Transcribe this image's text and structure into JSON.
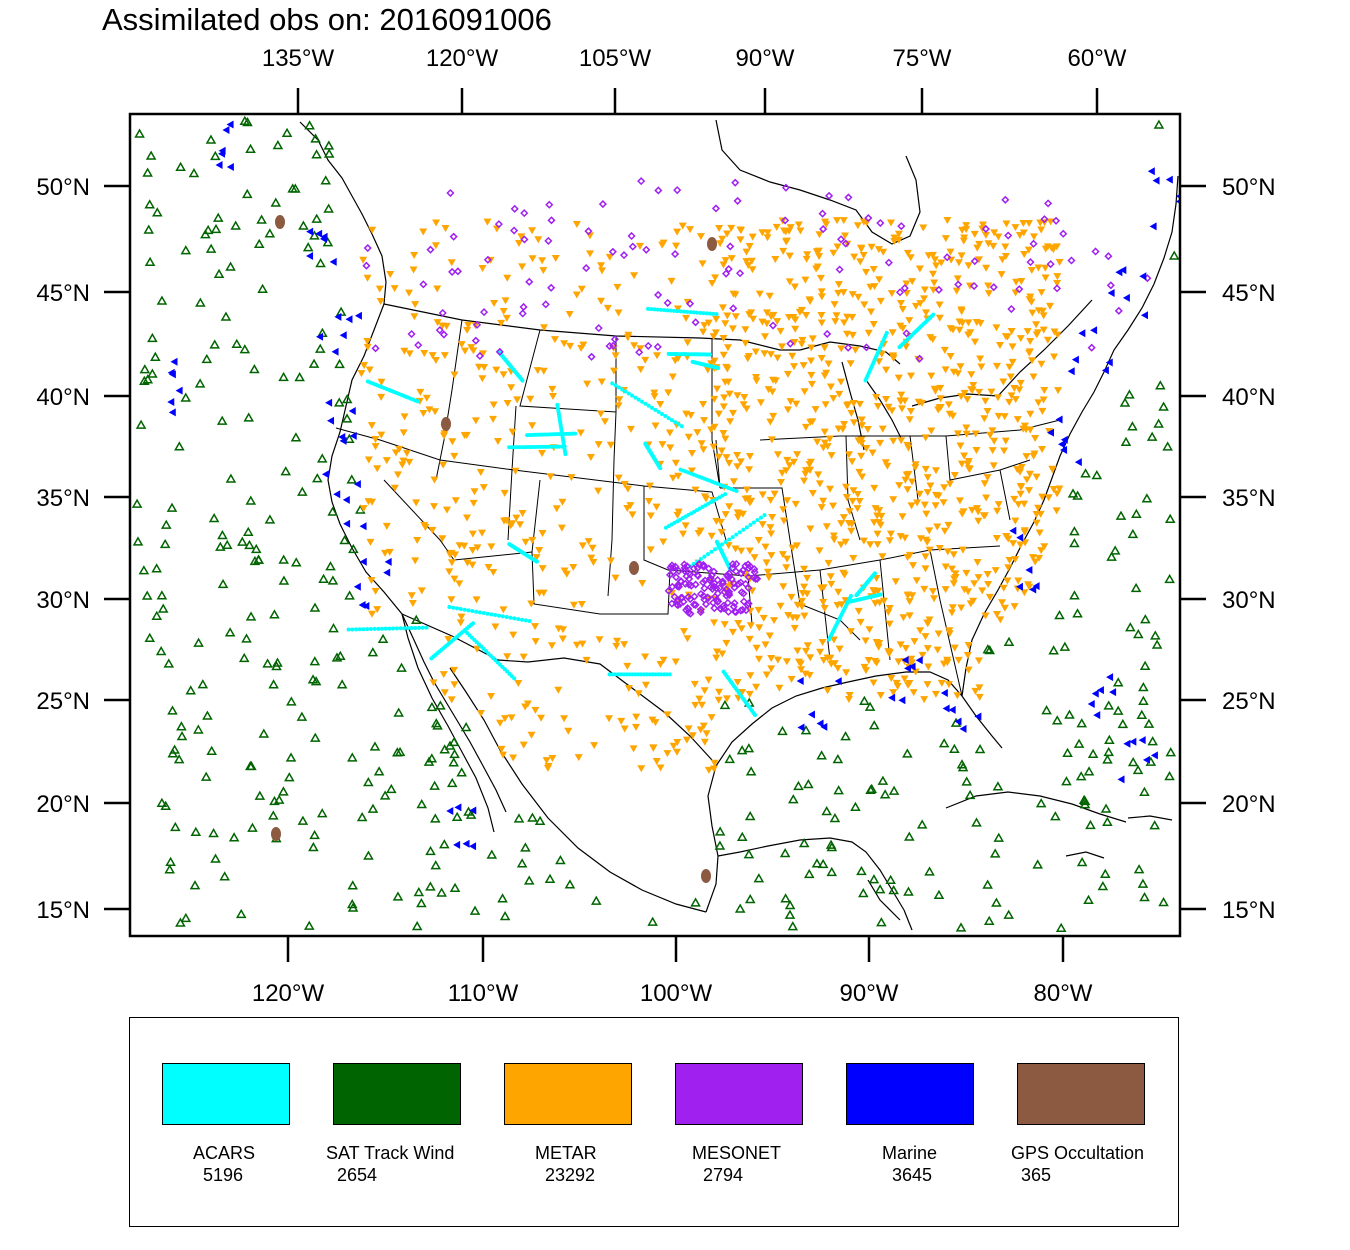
{
  "title": "Assimilated obs on: 2016091006",
  "colors": {
    "acars": "#00FFFF",
    "sat": "#006400",
    "metar": "#FFA500",
    "mesonet": "#A020F0",
    "marine": "#0000FF",
    "gps": "#8B5A40",
    "land": "#FFFFFF",
    "frame": "#000000"
  },
  "axes": {
    "top": [
      "135°W",
      "120°W",
      "105°W",
      "90°W",
      "75°W",
      "60°W"
    ],
    "bottom": [
      "120°W",
      "110°W",
      "100°W",
      "90°W",
      "80°W"
    ],
    "left": [
      "50°N",
      "45°N",
      "40°N",
      "35°N",
      "30°N",
      "25°N",
      "20°N",
      "15°N"
    ],
    "right": [
      "50°N",
      "45°N",
      "40°N",
      "35°N",
      "30°N",
      "25°N",
      "20°N",
      "15°N"
    ]
  },
  "legend": [
    {
      "name": "ACARS",
      "count": "5196",
      "color": "#00FFFF",
      "marker": "dot"
    },
    {
      "name": "SAT Track Wind",
      "count": "2654",
      "color": "#006400",
      "marker": "triangle-up"
    },
    {
      "name": "METAR",
      "count": "23292",
      "color": "#FFA500",
      "marker": "triangle-down"
    },
    {
      "name": "MESONET",
      "count": "2794",
      "color": "#A020F0",
      "marker": "diamond"
    },
    {
      "name": "Marine",
      "count": "3645",
      "color": "#0000FF",
      "marker": "triangle-left"
    },
    {
      "name": "GPS Occultation",
      "count": "365",
      "color": "#8B5A40",
      "marker": "blob"
    }
  ]
}
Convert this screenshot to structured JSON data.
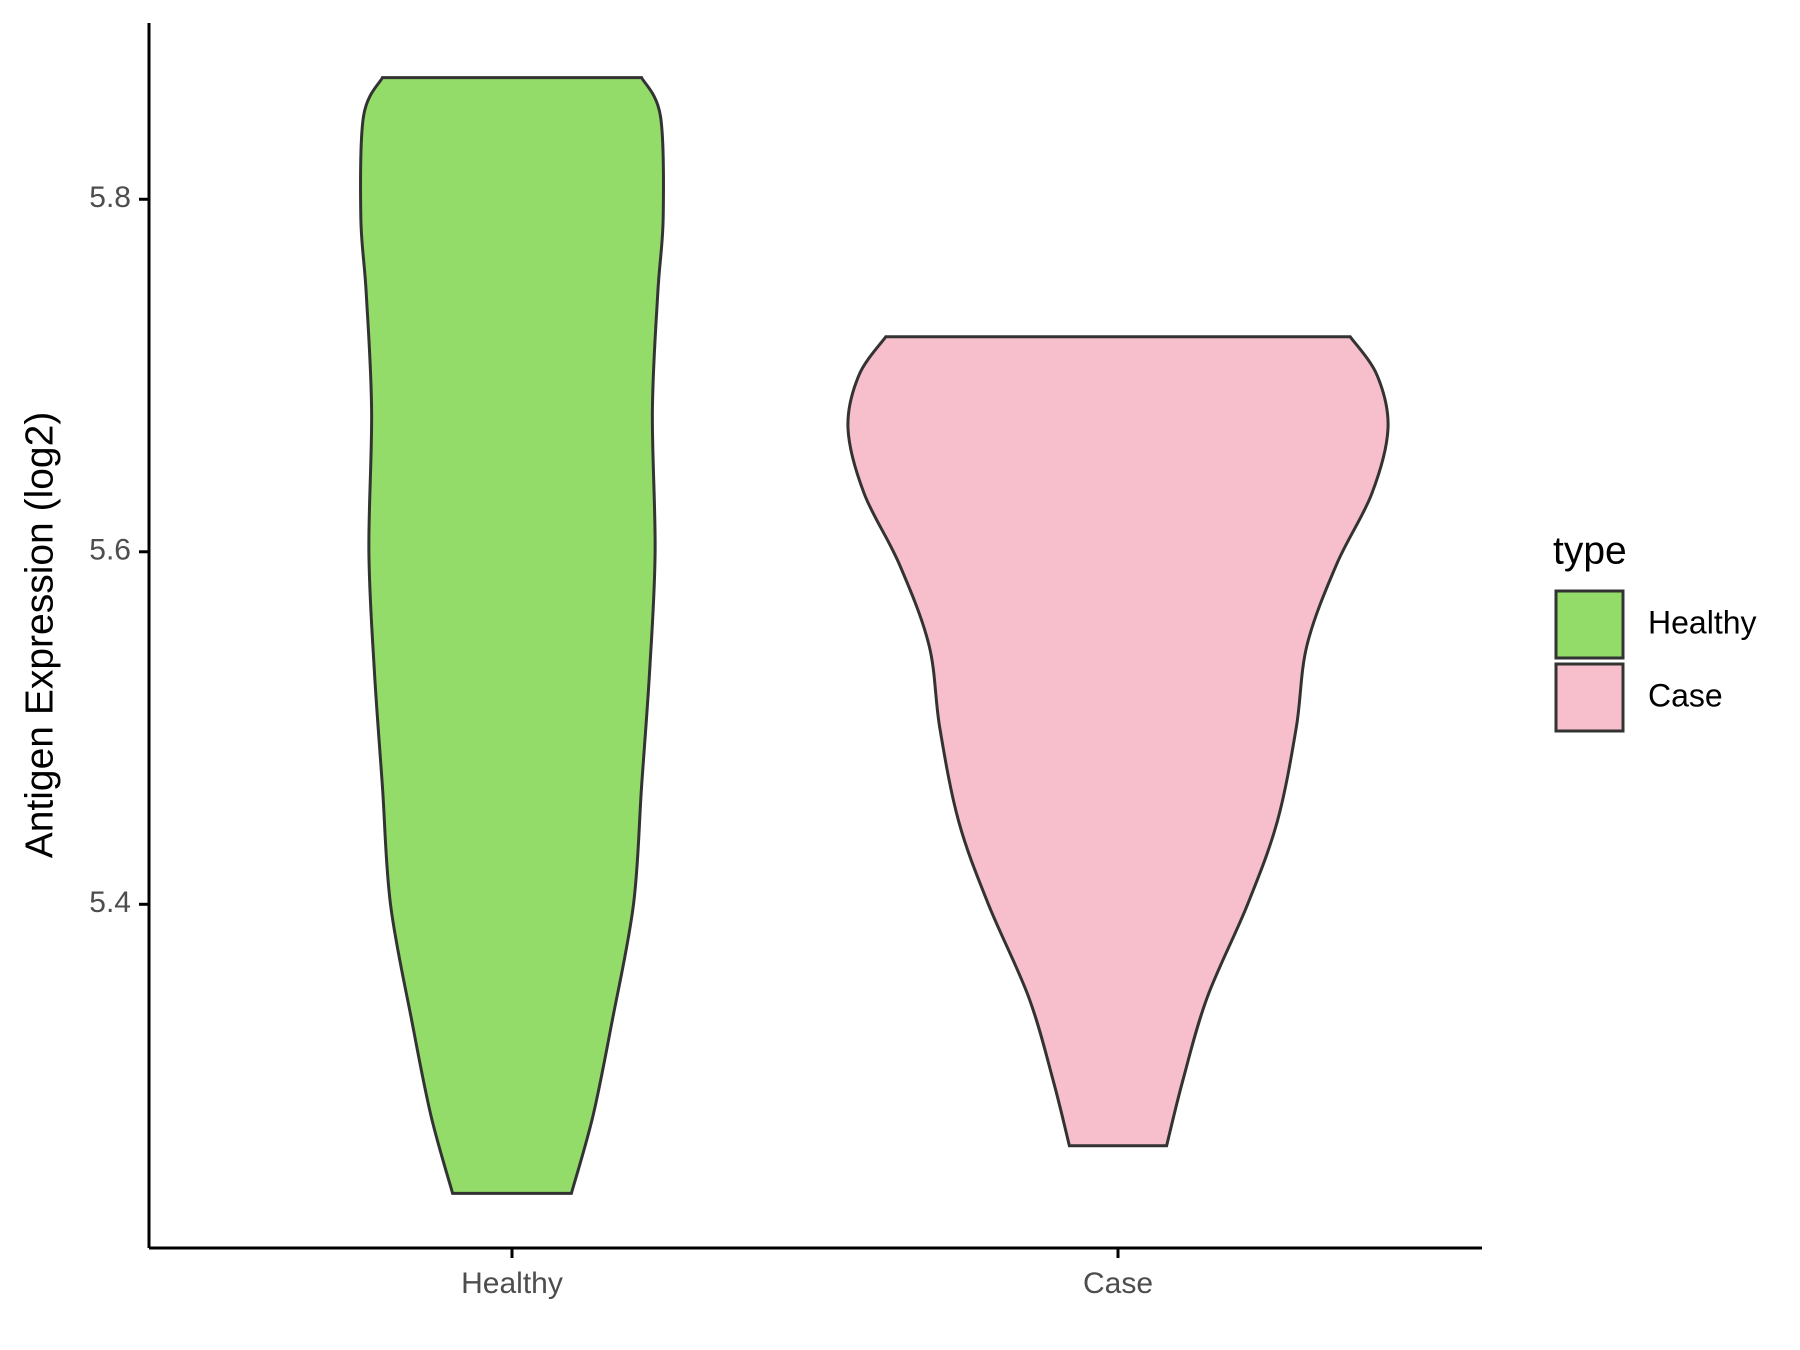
{
  "chart_data": {
    "type": "violin",
    "ylabel": "Antigen Expression (log2)",
    "ylim": [
      5.205,
      5.9
    ],
    "yticks": [
      5.4,
      5.6,
      5.8
    ],
    "categories": [
      "Healthy",
      "Case"
    ],
    "legend_title": "type",
    "legend": "right",
    "series": [
      {
        "name": "Healthy",
        "color": "#93dc6a",
        "y": [
          5.869,
          5.847,
          5.79,
          5.747,
          5.68,
          5.6,
          5.533,
          5.467,
          5.4,
          5.333,
          5.28,
          5.236
        ],
        "width": [
          0.48,
          0.55,
          0.56,
          0.54,
          0.52,
          0.53,
          0.51,
          0.48,
          0.45,
          0.37,
          0.3,
          0.22
        ]
      },
      {
        "name": "Case",
        "color": "#f7bfcb",
        "y": [
          5.722,
          5.7,
          5.67,
          5.633,
          5.593,
          5.547,
          5.5,
          5.447,
          5.4,
          5.347,
          5.3,
          5.263
        ],
        "width": [
          0.86,
          0.96,
          1.0,
          0.94,
          0.81,
          0.7,
          0.66,
          0.59,
          0.48,
          0.33,
          0.24,
          0.18
        ]
      }
    ]
  }
}
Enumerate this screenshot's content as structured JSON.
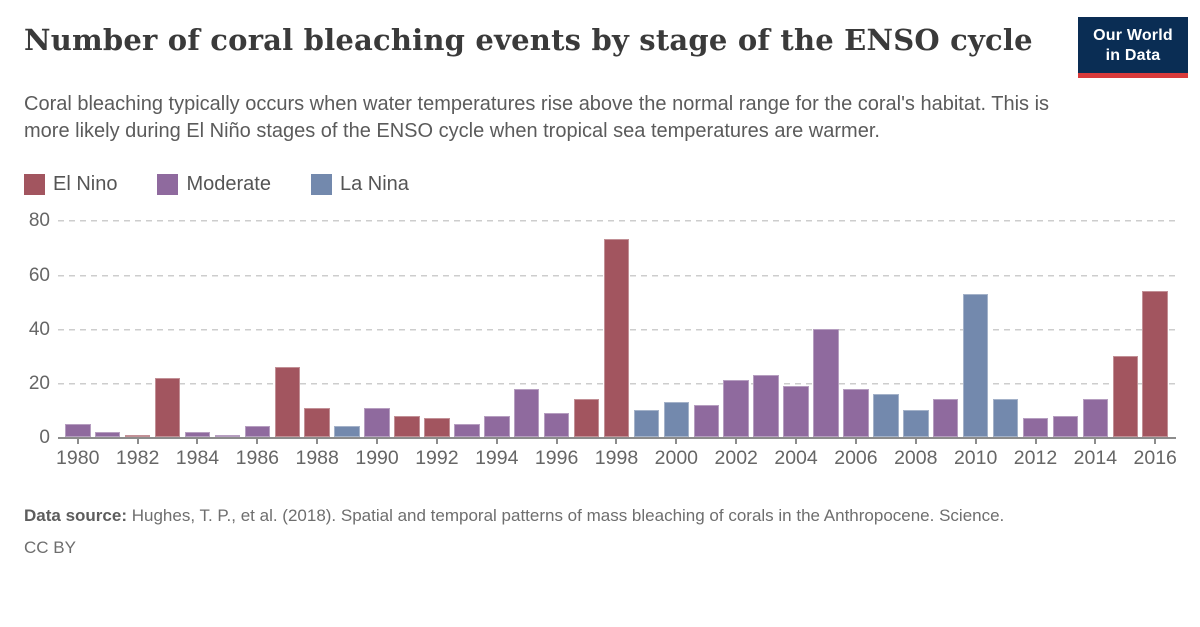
{
  "header": {
    "title": "Number of coral bleaching events by stage of the ENSO cycle",
    "subtitle": "Coral bleaching typically occurs when water temperatures rise above the normal range for the coral's habitat. This is more likely during El Niño stages of the ENSO cycle when tropical sea temperatures are warmer.",
    "logo": {
      "line1": "Our World",
      "line2": "in Data",
      "bg_color": "#0a2d54",
      "stripe_color": "#d93a3b"
    }
  },
  "legend": {
    "items": [
      {
        "key": "el-nino",
        "label": "El Nino",
        "color": "#a2555f"
      },
      {
        "key": "moderate",
        "label": "Moderate",
        "color": "#8f6a9e"
      },
      {
        "key": "la-nina",
        "label": "La Nina",
        "color": "#7389ad"
      }
    ]
  },
  "chart_data": {
    "type": "bar",
    "title": "Number of coral bleaching events by stage of the ENSO cycle",
    "xlabel": "",
    "ylabel": "",
    "ylim": [
      0,
      80
    ],
    "yticks": [
      0,
      20,
      40,
      60,
      80
    ],
    "xtick_years": [
      1980,
      1982,
      1984,
      1986,
      1988,
      1990,
      1992,
      1994,
      1996,
      1998,
      2000,
      2002,
      2004,
      2006,
      2008,
      2010,
      2012,
      2014,
      2016
    ],
    "grid": "horizontal-dashed",
    "legend_position": "top-left",
    "stage_colors": {
      "El Nino": "#a2555f",
      "Moderate": "#8f6a9e",
      "La Nina": "#7389ad"
    },
    "points": [
      {
        "year": 1980,
        "value": 5,
        "stage": "Moderate"
      },
      {
        "year": 1981,
        "value": 2,
        "stage": "Moderate"
      },
      {
        "year": 1982,
        "value": 1,
        "stage": "El Nino"
      },
      {
        "year": 1983,
        "value": 22,
        "stage": "El Nino"
      },
      {
        "year": 1984,
        "value": 2,
        "stage": "Moderate"
      },
      {
        "year": 1985,
        "value": 1,
        "stage": "Moderate"
      },
      {
        "year": 1986,
        "value": 4,
        "stage": "Moderate"
      },
      {
        "year": 1987,
        "value": 26,
        "stage": "El Nino"
      },
      {
        "year": 1988,
        "value": 11,
        "stage": "El Nino"
      },
      {
        "year": 1989,
        "value": 4,
        "stage": "La Nina"
      },
      {
        "year": 1990,
        "value": 11,
        "stage": "Moderate"
      },
      {
        "year": 1991,
        "value": 8,
        "stage": "El Nino"
      },
      {
        "year": 1992,
        "value": 7,
        "stage": "El Nino"
      },
      {
        "year": 1993,
        "value": 5,
        "stage": "Moderate"
      },
      {
        "year": 1994,
        "value": 8,
        "stage": "Moderate"
      },
      {
        "year": 1995,
        "value": 18,
        "stage": "Moderate"
      },
      {
        "year": 1996,
        "value": 9,
        "stage": "Moderate"
      },
      {
        "year": 1997,
        "value": 14,
        "stage": "El Nino"
      },
      {
        "year": 1998,
        "value": 73,
        "stage": "El Nino"
      },
      {
        "year": 1999,
        "value": 10,
        "stage": "La Nina"
      },
      {
        "year": 2000,
        "value": 13,
        "stage": "La Nina"
      },
      {
        "year": 2001,
        "value": 12,
        "stage": "Moderate"
      },
      {
        "year": 2002,
        "value": 21,
        "stage": "Moderate"
      },
      {
        "year": 2003,
        "value": 23,
        "stage": "Moderate"
      },
      {
        "year": 2004,
        "value": 19,
        "stage": "Moderate"
      },
      {
        "year": 2005,
        "value": 40,
        "stage": "Moderate"
      },
      {
        "year": 2006,
        "value": 18,
        "stage": "Moderate"
      },
      {
        "year": 2007,
        "value": 16,
        "stage": "La Nina"
      },
      {
        "year": 2008,
        "value": 10,
        "stage": "La Nina"
      },
      {
        "year": 2009,
        "value": 14,
        "stage": "Moderate"
      },
      {
        "year": 2010,
        "value": 53,
        "stage": "La Nina"
      },
      {
        "year": 2011,
        "value": 14,
        "stage": "La Nina"
      },
      {
        "year": 2012,
        "value": 7,
        "stage": "Moderate"
      },
      {
        "year": 2013,
        "value": 8,
        "stage": "Moderate"
      },
      {
        "year": 2014,
        "value": 14,
        "stage": "Moderate"
      },
      {
        "year": 2015,
        "value": 30,
        "stage": "El Nino"
      },
      {
        "year": 2016,
        "value": 54,
        "stage": "El Nino"
      }
    ]
  },
  "footer": {
    "source_label": "Data source:",
    "source_text": "Hughes, T. P., et al. (2018). Spatial and temporal patterns of mass bleaching of corals in the Anthropocene. Science.",
    "license": "CC BY"
  }
}
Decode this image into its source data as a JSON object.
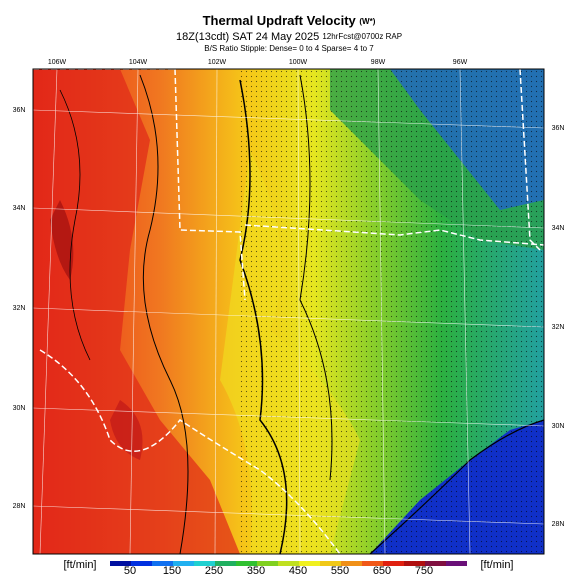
{
  "header": {
    "title": "Thermal Updraft Velocity",
    "title_suffix": "(W*)",
    "subtitle": "18Z(13cdt) SAT 24 May 2025",
    "subtitle_suffix": "12hrFcst@0700z RAP",
    "note": "B/S Ratio Stipple: Dense= 0 to 4 Sparse= 4 to 7"
  },
  "map": {
    "lon_labels": [
      "106W",
      "104W",
      "102W",
      "100W",
      "98W",
      "96W"
    ],
    "lat_labels_left": [
      "36N",
      "34N",
      "32N",
      "30N",
      "28N"
    ],
    "lat_labels_right": [
      "36N",
      "34N",
      "32N",
      "30N",
      "28N"
    ]
  },
  "colorbar": {
    "unit_left": "[ft/min]",
    "unit_right": "[ft/min]",
    "ticks": [
      50,
      150,
      250,
      350,
      450,
      550,
      650,
      750
    ]
  }
}
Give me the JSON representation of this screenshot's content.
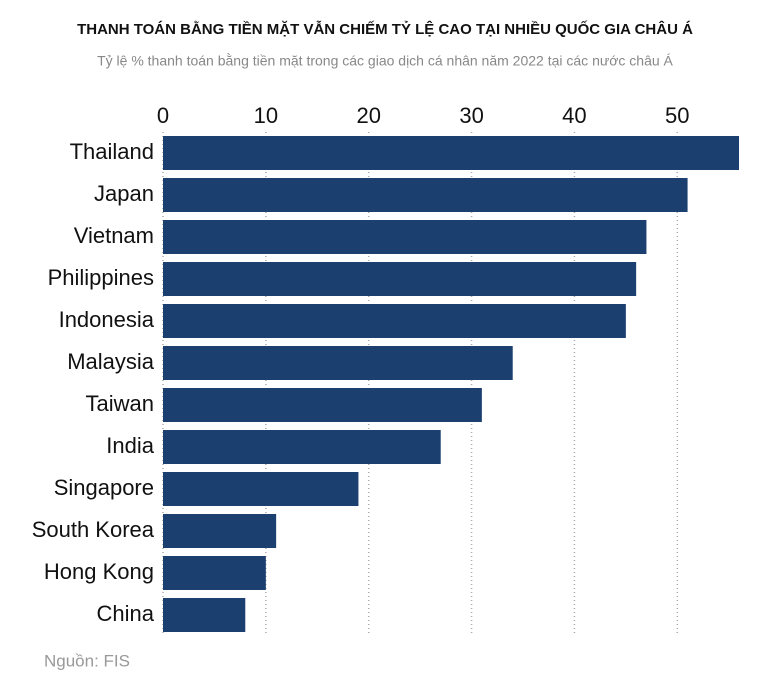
•••••
Work to do: Quote, word for word and nothing more, every line from the line with "Decode this image" to the end of the entries, including both ends; skip any pictures.

Solution to this problem:
Decode this image into its source data as a JSON object.
{
  "header": {
    "title": "Thermal Updraft Velocity",
    "title_suffix": "(W*)",
    "subtitle": "18Z(13cdt) SAT 24 May 2025",
    "subtitle_suffix": "12hrFcst@0700z RAP",
    "note": "B/S Ratio Stipple: Dense= 0 to 4 Sparse= 4 to 7"
  },
  "map": {
    "lon_labels": [
      "106W",
      "104W",
      "102W",
      "100W",
      "98W",
      "96W"
    ],
    "lat_labels_left": [
      "36N",
      "34N",
      "32N",
      "30N",
      "28N"
    ],
    "lat_labels_right": [
      "36N",
      "34N",
      "32N",
      "30N",
      "28N"
    ]
  },
  "colorbar": {
    "unit_left": "[ft/min]",
    "unit_right": "[ft/min]",
    "ticks": [
      50,
      150,
      250,
      350,
      450,
      550,
      650,
      750
    ]
  }
}
Give me the JSON representation of this screenshot's content.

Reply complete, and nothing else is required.